### [Exercise]
State how many lines of the entries below hold the word "colors"; reply with nothing but the number.

### [The data]
[start]

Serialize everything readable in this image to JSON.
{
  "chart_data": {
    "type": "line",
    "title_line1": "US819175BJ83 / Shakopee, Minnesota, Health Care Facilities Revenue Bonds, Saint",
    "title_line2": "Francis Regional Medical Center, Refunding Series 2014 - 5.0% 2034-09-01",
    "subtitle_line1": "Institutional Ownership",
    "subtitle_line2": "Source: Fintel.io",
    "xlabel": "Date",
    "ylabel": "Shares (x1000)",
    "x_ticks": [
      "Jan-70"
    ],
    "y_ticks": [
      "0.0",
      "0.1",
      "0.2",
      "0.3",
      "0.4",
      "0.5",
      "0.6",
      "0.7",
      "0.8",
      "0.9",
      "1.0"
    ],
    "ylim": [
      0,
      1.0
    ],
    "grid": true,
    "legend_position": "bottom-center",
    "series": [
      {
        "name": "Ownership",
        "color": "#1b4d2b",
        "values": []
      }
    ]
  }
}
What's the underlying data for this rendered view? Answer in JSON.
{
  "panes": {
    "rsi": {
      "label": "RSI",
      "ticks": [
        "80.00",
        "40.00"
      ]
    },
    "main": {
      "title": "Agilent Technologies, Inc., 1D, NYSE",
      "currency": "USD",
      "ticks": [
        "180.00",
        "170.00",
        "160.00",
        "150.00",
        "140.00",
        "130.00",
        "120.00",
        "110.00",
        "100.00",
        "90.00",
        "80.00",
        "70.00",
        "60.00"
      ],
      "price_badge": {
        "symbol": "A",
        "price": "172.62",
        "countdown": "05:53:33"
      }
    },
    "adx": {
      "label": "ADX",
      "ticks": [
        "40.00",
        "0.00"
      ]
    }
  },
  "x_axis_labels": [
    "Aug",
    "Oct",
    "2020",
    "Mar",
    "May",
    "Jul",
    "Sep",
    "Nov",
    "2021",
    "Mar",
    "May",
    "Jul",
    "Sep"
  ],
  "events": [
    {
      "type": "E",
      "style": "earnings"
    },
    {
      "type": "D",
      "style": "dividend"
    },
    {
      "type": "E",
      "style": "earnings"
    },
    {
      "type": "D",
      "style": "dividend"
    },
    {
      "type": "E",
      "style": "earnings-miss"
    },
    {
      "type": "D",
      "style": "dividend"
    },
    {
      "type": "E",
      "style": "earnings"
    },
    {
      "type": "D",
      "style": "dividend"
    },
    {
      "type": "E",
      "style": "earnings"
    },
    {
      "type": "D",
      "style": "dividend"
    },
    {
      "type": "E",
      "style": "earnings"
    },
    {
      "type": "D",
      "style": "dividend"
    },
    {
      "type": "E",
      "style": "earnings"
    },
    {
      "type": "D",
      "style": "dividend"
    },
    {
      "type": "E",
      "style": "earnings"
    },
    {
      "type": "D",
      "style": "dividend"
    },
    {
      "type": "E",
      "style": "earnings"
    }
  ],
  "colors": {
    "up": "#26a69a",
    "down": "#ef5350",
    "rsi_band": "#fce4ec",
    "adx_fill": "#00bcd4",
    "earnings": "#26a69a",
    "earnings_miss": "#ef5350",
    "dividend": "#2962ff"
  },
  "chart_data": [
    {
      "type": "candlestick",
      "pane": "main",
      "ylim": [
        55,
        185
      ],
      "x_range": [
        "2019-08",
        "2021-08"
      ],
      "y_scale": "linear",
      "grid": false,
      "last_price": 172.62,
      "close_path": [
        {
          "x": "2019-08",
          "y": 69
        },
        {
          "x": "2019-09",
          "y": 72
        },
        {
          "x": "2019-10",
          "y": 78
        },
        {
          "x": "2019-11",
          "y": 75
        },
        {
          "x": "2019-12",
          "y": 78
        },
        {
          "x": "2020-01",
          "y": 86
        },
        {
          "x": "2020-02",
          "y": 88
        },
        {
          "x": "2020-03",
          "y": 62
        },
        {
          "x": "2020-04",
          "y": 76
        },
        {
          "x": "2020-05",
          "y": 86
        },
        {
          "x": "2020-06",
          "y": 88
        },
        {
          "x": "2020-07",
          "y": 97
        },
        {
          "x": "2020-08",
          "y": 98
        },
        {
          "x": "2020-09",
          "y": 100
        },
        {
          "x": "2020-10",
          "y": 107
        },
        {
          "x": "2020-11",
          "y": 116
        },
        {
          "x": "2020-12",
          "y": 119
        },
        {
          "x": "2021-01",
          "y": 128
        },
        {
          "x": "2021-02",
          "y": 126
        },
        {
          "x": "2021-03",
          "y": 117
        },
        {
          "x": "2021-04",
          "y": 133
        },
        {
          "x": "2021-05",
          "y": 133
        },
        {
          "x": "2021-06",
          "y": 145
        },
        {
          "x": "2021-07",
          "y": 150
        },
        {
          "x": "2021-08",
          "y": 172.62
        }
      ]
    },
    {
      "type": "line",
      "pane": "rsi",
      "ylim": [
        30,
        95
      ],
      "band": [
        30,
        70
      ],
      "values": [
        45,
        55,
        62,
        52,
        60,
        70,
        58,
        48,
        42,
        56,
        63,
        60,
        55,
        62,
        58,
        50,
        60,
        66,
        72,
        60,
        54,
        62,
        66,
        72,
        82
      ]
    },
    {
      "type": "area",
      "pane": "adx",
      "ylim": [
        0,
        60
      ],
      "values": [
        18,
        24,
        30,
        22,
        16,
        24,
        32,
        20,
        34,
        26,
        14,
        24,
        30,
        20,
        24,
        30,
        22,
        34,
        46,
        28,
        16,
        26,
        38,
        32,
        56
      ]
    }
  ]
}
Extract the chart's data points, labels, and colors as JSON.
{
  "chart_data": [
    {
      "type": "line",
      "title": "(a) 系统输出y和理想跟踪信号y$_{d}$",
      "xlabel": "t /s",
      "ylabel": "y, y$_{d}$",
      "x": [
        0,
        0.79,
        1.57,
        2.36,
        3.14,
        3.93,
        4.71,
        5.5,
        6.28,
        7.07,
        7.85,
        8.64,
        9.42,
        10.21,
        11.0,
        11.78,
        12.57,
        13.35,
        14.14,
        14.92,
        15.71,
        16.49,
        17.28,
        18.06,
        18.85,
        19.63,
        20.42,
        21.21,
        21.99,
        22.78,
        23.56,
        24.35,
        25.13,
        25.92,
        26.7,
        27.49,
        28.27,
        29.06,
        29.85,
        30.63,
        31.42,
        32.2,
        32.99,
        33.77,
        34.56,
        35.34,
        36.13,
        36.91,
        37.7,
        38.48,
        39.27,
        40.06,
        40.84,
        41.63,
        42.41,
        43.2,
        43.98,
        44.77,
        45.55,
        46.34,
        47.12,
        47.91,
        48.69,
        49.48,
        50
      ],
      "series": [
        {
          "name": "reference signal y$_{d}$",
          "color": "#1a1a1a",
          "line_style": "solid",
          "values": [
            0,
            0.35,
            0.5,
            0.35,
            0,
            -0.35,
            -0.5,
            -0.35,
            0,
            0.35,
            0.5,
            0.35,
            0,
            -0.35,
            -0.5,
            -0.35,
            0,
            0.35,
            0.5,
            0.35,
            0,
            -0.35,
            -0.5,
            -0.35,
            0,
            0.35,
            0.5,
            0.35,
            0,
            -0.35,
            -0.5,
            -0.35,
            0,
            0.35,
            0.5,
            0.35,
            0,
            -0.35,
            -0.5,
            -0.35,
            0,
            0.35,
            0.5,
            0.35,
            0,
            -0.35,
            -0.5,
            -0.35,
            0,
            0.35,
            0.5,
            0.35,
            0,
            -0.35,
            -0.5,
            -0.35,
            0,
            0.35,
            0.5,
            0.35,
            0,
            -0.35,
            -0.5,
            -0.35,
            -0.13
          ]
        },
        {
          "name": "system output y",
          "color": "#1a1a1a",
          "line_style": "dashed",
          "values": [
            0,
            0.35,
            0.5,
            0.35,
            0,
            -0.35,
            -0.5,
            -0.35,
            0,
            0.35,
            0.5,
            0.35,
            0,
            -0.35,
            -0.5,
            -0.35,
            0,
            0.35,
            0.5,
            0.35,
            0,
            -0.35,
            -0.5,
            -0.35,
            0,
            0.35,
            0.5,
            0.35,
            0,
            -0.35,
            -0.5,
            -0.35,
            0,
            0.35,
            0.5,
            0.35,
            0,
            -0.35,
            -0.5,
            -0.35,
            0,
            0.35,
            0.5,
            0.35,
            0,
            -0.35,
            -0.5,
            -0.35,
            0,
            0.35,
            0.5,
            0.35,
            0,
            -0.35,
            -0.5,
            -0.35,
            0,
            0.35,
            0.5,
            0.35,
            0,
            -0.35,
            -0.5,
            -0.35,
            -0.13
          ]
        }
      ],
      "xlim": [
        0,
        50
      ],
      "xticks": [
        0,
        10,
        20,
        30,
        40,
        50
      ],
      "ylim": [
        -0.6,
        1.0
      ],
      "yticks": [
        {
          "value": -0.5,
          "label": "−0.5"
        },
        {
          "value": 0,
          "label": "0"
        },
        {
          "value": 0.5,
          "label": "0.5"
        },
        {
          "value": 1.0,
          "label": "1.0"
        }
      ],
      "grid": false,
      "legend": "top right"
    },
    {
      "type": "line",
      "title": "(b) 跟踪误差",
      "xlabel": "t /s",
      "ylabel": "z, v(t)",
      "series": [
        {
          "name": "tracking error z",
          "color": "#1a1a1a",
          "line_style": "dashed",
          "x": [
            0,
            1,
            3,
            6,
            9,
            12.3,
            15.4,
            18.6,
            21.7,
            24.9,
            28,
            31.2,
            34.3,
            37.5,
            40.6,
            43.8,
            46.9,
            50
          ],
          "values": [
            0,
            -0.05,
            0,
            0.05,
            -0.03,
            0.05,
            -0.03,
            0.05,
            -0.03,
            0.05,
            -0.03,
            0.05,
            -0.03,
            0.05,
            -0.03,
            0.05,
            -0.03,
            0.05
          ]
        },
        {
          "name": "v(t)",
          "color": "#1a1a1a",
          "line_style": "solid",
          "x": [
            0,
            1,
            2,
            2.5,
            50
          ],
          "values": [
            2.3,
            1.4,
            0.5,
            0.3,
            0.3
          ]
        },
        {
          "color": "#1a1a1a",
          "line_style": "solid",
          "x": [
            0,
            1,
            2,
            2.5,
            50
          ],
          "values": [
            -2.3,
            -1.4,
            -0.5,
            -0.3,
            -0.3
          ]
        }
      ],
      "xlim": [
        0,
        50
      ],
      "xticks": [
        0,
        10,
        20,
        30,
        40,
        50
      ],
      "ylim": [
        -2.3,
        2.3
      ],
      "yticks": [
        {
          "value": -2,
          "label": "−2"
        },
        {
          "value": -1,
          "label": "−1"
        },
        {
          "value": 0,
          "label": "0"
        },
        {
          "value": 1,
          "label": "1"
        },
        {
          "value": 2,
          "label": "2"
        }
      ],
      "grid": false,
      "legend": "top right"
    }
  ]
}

[end]

### [Task answer]
2